YOUR INSTRUCTIONS → Check each line of the records below for the word "JSON" and copy those where it appears.

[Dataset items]
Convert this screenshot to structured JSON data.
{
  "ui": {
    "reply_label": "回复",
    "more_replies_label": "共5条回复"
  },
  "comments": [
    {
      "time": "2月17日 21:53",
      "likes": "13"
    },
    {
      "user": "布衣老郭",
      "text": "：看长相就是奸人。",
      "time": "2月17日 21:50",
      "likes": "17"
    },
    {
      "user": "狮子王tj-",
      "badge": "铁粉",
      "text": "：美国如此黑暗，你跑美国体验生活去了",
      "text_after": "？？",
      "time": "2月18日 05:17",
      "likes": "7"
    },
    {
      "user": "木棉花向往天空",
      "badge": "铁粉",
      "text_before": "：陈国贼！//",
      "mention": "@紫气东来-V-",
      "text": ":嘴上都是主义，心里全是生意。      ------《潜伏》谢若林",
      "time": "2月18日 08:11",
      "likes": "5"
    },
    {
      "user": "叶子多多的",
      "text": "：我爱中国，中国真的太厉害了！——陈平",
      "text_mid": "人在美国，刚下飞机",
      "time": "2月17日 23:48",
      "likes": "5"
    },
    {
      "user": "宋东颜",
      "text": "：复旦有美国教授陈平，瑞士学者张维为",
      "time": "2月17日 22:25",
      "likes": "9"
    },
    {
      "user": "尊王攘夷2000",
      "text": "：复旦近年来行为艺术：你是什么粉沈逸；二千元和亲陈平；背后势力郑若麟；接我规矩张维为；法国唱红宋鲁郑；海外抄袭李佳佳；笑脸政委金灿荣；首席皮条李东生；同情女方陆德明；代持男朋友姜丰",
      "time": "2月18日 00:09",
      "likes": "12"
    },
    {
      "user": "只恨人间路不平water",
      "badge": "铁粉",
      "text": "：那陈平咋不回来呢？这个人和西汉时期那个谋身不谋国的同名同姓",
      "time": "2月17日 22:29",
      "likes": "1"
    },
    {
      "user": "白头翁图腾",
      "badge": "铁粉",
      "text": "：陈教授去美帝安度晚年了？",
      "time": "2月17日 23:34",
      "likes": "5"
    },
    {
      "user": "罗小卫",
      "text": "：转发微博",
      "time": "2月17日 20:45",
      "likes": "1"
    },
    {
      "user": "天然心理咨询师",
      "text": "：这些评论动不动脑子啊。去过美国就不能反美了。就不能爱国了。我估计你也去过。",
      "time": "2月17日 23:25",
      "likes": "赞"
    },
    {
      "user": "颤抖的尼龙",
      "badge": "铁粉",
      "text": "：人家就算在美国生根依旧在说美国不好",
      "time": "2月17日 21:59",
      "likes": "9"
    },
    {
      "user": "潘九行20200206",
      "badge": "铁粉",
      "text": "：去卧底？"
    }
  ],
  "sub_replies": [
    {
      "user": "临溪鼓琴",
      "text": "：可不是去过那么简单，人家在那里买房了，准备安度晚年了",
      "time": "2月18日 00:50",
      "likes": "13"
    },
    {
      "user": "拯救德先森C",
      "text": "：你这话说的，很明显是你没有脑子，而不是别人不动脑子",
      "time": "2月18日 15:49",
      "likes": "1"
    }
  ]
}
==
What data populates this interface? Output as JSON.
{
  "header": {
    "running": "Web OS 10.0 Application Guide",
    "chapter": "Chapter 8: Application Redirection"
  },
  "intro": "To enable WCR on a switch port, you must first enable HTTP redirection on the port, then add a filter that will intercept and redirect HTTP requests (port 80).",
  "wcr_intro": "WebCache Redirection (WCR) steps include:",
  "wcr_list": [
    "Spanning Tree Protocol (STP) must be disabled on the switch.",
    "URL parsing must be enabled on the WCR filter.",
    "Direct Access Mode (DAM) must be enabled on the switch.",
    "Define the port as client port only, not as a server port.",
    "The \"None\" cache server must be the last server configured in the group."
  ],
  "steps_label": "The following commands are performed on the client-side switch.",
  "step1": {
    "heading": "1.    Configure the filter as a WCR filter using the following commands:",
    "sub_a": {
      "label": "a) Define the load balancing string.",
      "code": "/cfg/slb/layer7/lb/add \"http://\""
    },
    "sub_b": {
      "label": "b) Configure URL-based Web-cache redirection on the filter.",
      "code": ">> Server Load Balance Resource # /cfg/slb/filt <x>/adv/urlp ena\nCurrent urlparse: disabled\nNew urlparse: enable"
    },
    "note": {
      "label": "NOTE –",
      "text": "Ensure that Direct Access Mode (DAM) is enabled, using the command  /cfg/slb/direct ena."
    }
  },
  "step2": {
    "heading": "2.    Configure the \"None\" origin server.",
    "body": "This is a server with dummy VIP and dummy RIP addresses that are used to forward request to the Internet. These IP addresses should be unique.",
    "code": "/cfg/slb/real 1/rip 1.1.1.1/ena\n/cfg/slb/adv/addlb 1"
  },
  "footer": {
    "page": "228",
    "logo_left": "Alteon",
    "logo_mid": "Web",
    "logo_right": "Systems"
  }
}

EXPECTED ANSWER →
Convert this screenshot to structured JSON data.
What data populates this interface? Output as JSON.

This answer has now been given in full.